Exercise description:
Of all the lines in these entries, how many contain the string "records"? Give only that count.

## START Information shown

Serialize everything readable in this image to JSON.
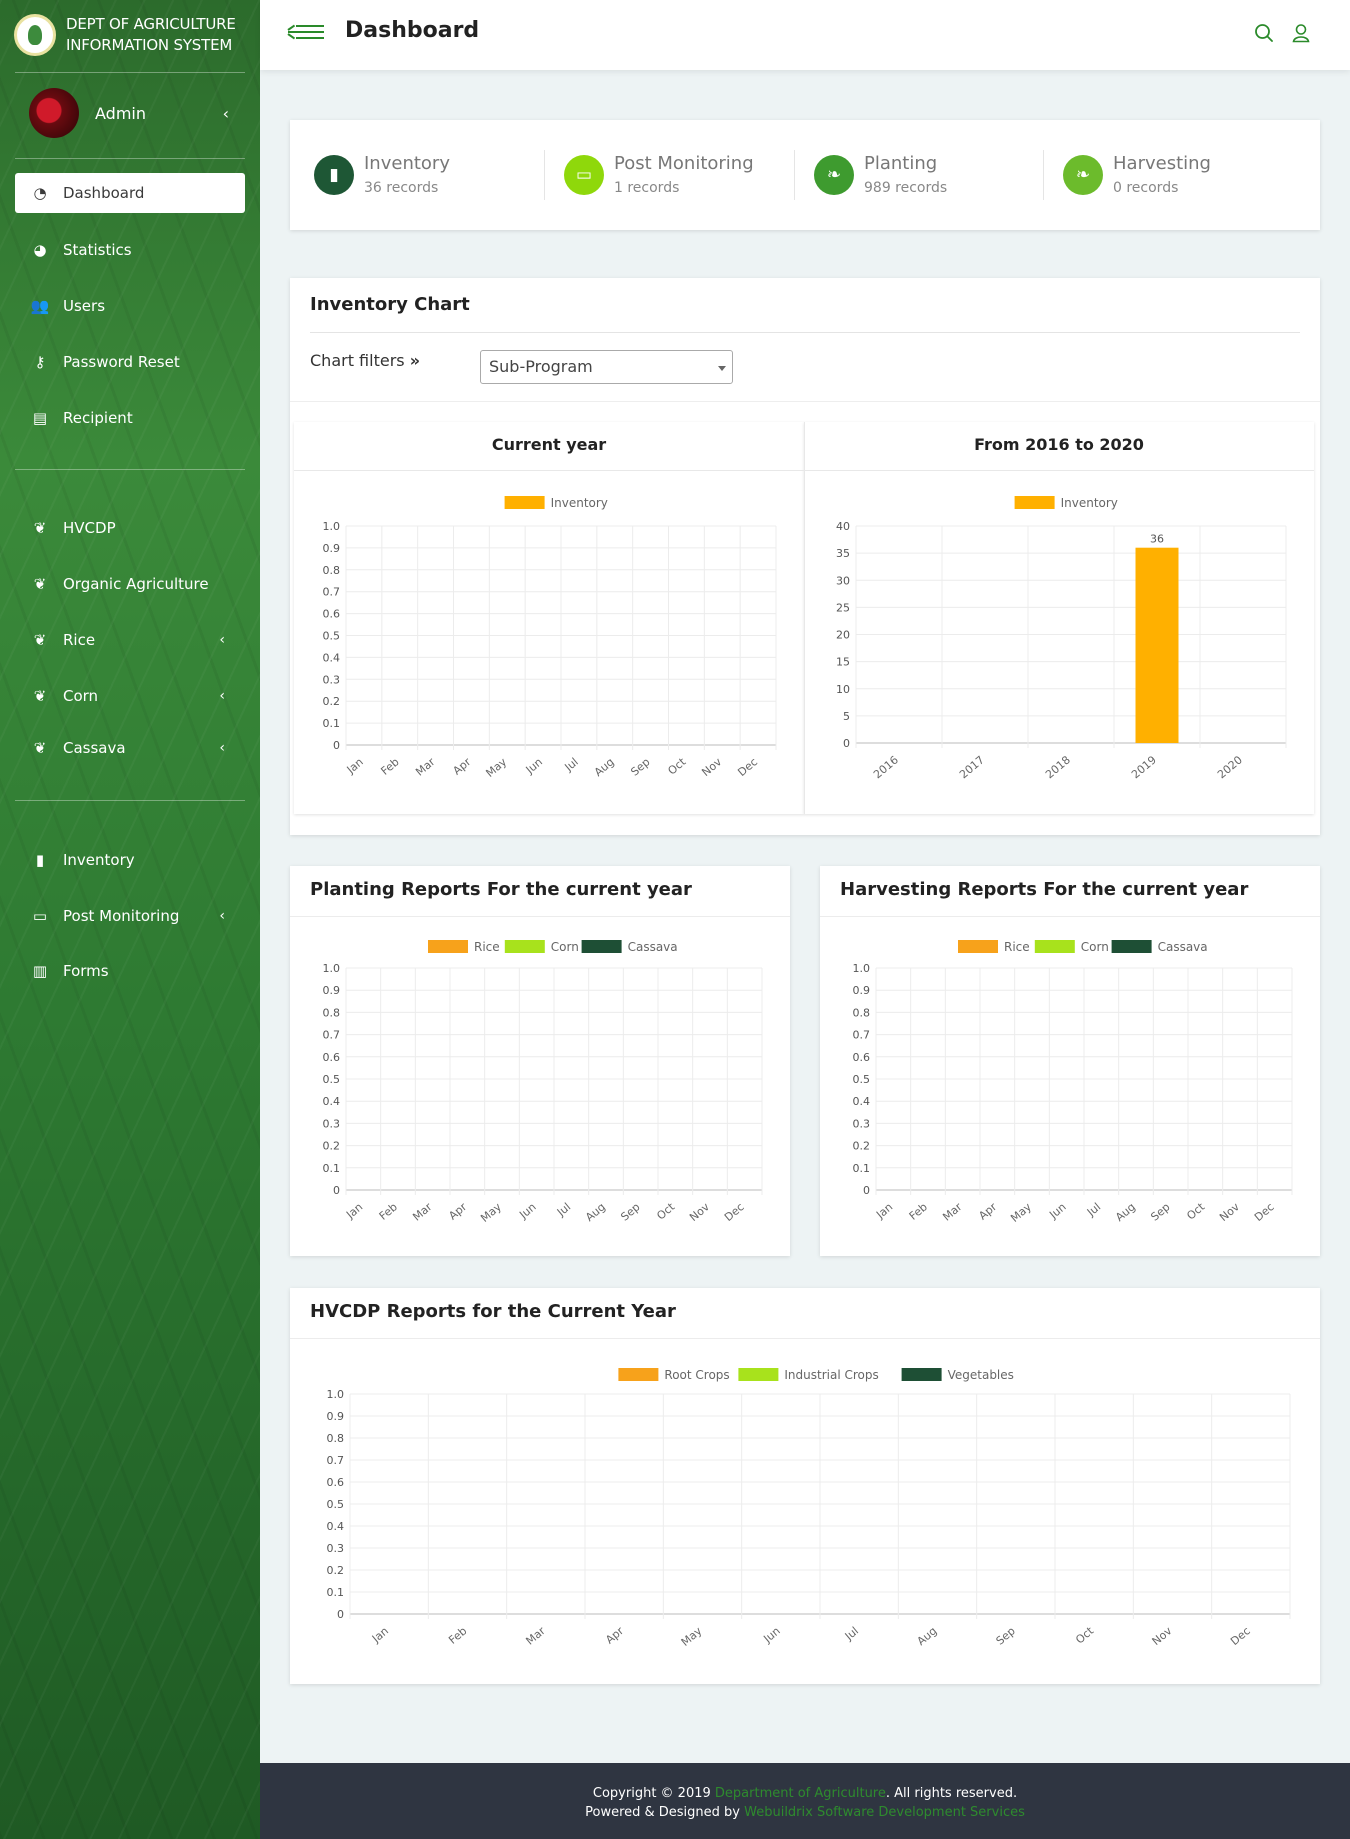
{
  "brand": {
    "line1": "DEPT OF AGRICULTURE",
    "line2": "INFORMATION SYSTEM"
  },
  "user": {
    "name": "Admin"
  },
  "nav": [
    {
      "label": "Dashboard",
      "icon": "dashboard-icon",
      "active": true
    },
    {
      "label": "Statistics",
      "icon": "pie-chart-icon"
    },
    {
      "label": "Users",
      "icon": "users-icon"
    },
    {
      "label": "Password Reset",
      "icon": "key-icon"
    },
    {
      "label": "Recipient",
      "icon": "id-card-icon"
    },
    {
      "label": "HVCDP",
      "icon": "seedling-icon"
    },
    {
      "label": "Organic Agriculture",
      "icon": "seedling-icon"
    },
    {
      "label": "Rice",
      "icon": "seedling-icon",
      "expandable": true
    },
    {
      "label": "Corn",
      "icon": "seedling-icon",
      "expandable": true
    },
    {
      "label": "Cassava",
      "icon": "seedling-icon",
      "expandable": true
    },
    {
      "label": "Inventory",
      "icon": "clipboard-icon"
    },
    {
      "label": "Post Monitoring",
      "icon": "monitor-icon",
      "expandable": true
    },
    {
      "label": "Forms",
      "icon": "bar-chart-icon"
    }
  ],
  "header": {
    "title": "Dashboard"
  },
  "stats": [
    {
      "title": "Inventory",
      "sub": "36 records",
      "color": "#1e5735",
      "icon": "clipboard-icon"
    },
    {
      "title": "Post Monitoring",
      "sub": "1 records",
      "color": "#8fd80b",
      "icon": "monitor-icon"
    },
    {
      "title": "Planting",
      "sub": "989 records",
      "color": "#3e9b2f",
      "icon": "leaf-icon"
    },
    {
      "title": "Harvesting",
      "sub": "0 records",
      "color": "#6cbb2c",
      "icon": "leaf-icon"
    }
  ],
  "inventory_card": {
    "title": "Inventory Chart",
    "filter_label": "Chart filters",
    "filter_value": "Sub-Program",
    "left_title": "Current year",
    "right_title": "From 2016 to 2020"
  },
  "planting_title": "Planting Reports For the current year",
  "harvesting_title": "Harvesting Reports For the current year",
  "hvcdp_title": "HVCDP Reports for the Current Year",
  "footer": {
    "copyright_pre": "Copyright © 2019 ",
    "copyright_link": "Department of Agriculture",
    "copyright_post": ". All rights reserved.",
    "powered_pre": "Powered & Designed by ",
    "powered_link": "Webuildrix Software Development Services"
  },
  "chart_data": [
    {
      "id": "inv_current",
      "type": "bar",
      "categories": [
        "Jan",
        "Feb",
        "Mar",
        "Apr",
        "May",
        "Jun",
        "Jul",
        "Aug",
        "Sep",
        "Oct",
        "Nov",
        "Dec"
      ],
      "series": [
        {
          "name": "Inventory",
          "color": "#ffb000",
          "values": [
            0,
            0,
            0,
            0,
            0,
            0,
            0,
            0,
            0,
            0,
            0,
            0
          ]
        }
      ],
      "ylim": [
        0,
        1.0
      ],
      "yticks": [
        "1.0",
        "0.9",
        "0.8",
        "0.7",
        "0.6",
        "0.5",
        "0.4",
        "0.3",
        "0.2",
        "0.1",
        "0"
      ],
      "legend": "top"
    },
    {
      "id": "inv_range",
      "type": "bar",
      "categories": [
        "2016",
        "2017",
        "2018",
        "2019",
        "2020"
      ],
      "series": [
        {
          "name": "Inventory",
          "color": "#ffb000",
          "values": [
            0,
            0,
            0,
            36,
            0
          ]
        }
      ],
      "data_labels": [
        "",
        "",
        "",
        "36",
        ""
      ],
      "ylim": [
        0,
        40
      ],
      "yticks": [
        "40",
        "35",
        "30",
        "25",
        "20",
        "15",
        "10",
        "5",
        "0"
      ],
      "legend": "top"
    },
    {
      "id": "planting",
      "type": "bar",
      "categories": [
        "Jan",
        "Feb",
        "Mar",
        "Apr",
        "May",
        "Jun",
        "Jul",
        "Aug",
        "Sep",
        "Oct",
        "Nov",
        "Dec"
      ],
      "series": [
        {
          "name": "Rice",
          "color": "#f7a21b",
          "values": [
            0,
            0,
            0,
            0,
            0,
            0,
            0,
            0,
            0,
            0,
            0,
            0
          ]
        },
        {
          "name": "Corn",
          "color": "#a8e21c",
          "values": [
            0,
            0,
            0,
            0,
            0,
            0,
            0,
            0,
            0,
            0,
            0,
            0
          ]
        },
        {
          "name": "Cassava",
          "color": "#1e4f35",
          "values": [
            0,
            0,
            0,
            0,
            0,
            0,
            0,
            0,
            0,
            0,
            0,
            0
          ]
        }
      ],
      "ylim": [
        0,
        1.0
      ],
      "yticks": [
        "1.0",
        "0.9",
        "0.8",
        "0.7",
        "0.6",
        "0.5",
        "0.4",
        "0.3",
        "0.2",
        "0.1",
        "0"
      ],
      "legend": "top"
    },
    {
      "id": "harvesting",
      "type": "bar",
      "categories": [
        "Jan",
        "Feb",
        "Mar",
        "Apr",
        "May",
        "Jun",
        "Jul",
        "Aug",
        "Sep",
        "Oct",
        "Nov",
        "Dec"
      ],
      "series": [
        {
          "name": "Rice",
          "color": "#f7a21b",
          "values": [
            0,
            0,
            0,
            0,
            0,
            0,
            0,
            0,
            0,
            0,
            0,
            0
          ]
        },
        {
          "name": "Corn",
          "color": "#a8e21c",
          "values": [
            0,
            0,
            0,
            0,
            0,
            0,
            0,
            0,
            0,
            0,
            0,
            0
          ]
        },
        {
          "name": "Cassava",
          "color": "#1e4f35",
          "values": [
            0,
            0,
            0,
            0,
            0,
            0,
            0,
            0,
            0,
            0,
            0,
            0
          ]
        }
      ],
      "ylim": [
        0,
        1.0
      ],
      "yticks": [
        "1.0",
        "0.9",
        "0.8",
        "0.7",
        "0.6",
        "0.5",
        "0.4",
        "0.3",
        "0.2",
        "0.1",
        "0"
      ],
      "legend": "top"
    },
    {
      "id": "hvcdp",
      "type": "bar",
      "categories": [
        "Jan",
        "Feb",
        "Mar",
        "Apr",
        "May",
        "Jun",
        "Jul",
        "Aug",
        "Sep",
        "Oct",
        "Nov",
        "Dec"
      ],
      "series": [
        {
          "name": "Root Crops",
          "color": "#f7a21b",
          "values": [
            0,
            0,
            0,
            0,
            0,
            0,
            0,
            0,
            0,
            0,
            0,
            0
          ]
        },
        {
          "name": "Industrial Crops",
          "color": "#a8e21c",
          "values": [
            0,
            0,
            0,
            0,
            0,
            0,
            0,
            0,
            0,
            0,
            0,
            0
          ]
        },
        {
          "name": "Vegetables",
          "color": "#1e4f35",
          "values": [
            0,
            0,
            0,
            0,
            0,
            0,
            0,
            0,
            0,
            0,
            0,
            0
          ]
        }
      ],
      "ylim": [
        0,
        1.0
      ],
      "yticks": [
        "1.0",
        "0.9",
        "0.8",
        "0.7",
        "0.6",
        "0.5",
        "0.4",
        "0.3",
        "0.2",
        "0.1",
        "0"
      ],
      "legend": "top"
    }
  ]
}
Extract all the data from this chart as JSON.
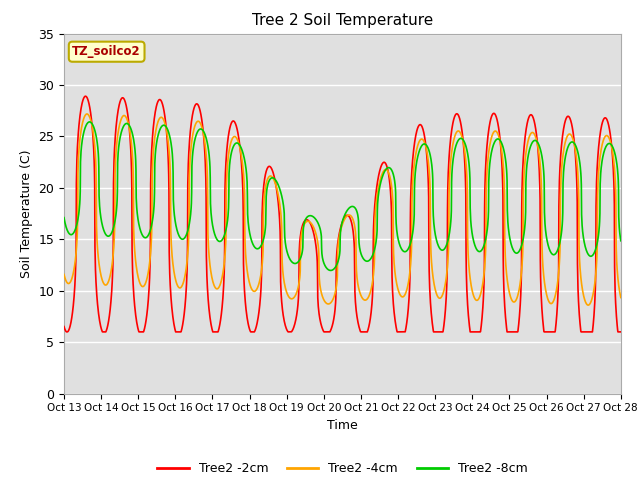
{
  "title": "Tree 2 Soil Temperature",
  "xlabel": "Time",
  "ylabel": "Soil Temperature (C)",
  "annotation": "TZ_soilco2",
  "x_tick_labels": [
    "Oct 13",
    "Oct 14",
    "Oct 15",
    "Oct 16",
    "Oct 17",
    "Oct 18",
    "Oct 19",
    "Oct 20",
    "Oct 21",
    "Oct 22",
    "Oct 23",
    "Oct 24",
    "Oct 25",
    "Oct 26",
    "Oct 27",
    "Oct 28"
  ],
  "ylim": [
    0,
    35
  ],
  "yticks": [
    0,
    5,
    10,
    15,
    20,
    25,
    30,
    35
  ],
  "color_2cm": "#FF0000",
  "color_4cm": "#FFA500",
  "color_8cm": "#00CC00",
  "legend_labels": [
    "Tree2 -2cm",
    "Tree2 -4cm",
    "Tree2 -8cm"
  ],
  "bg_color": "#E0E0E0",
  "line_width": 1.2,
  "n_days": 15,
  "points_per_day": 144
}
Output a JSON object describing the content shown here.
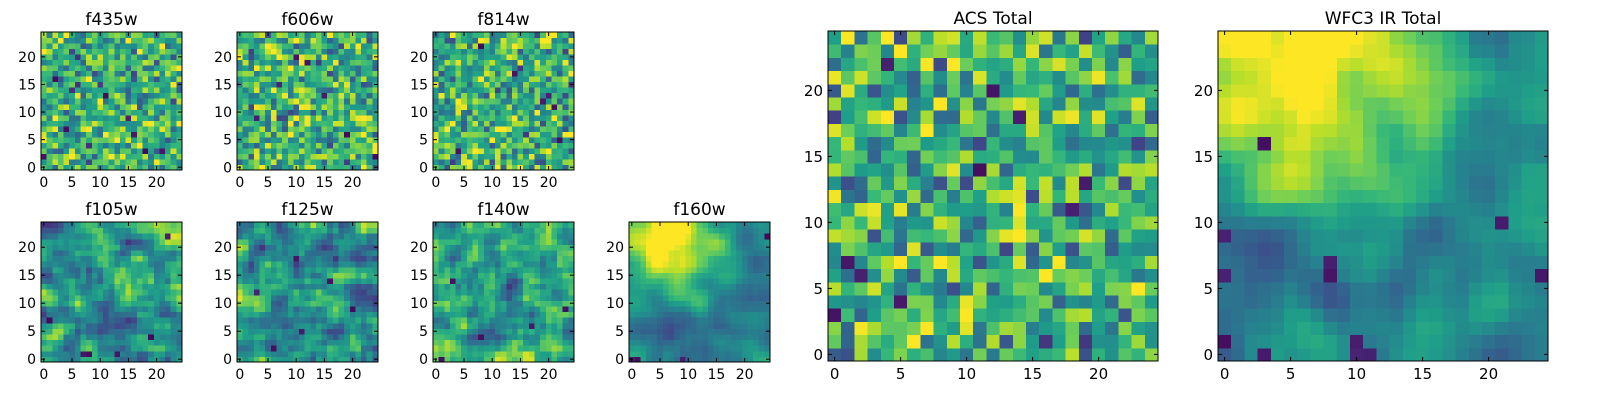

## END Information shown

Result below:
4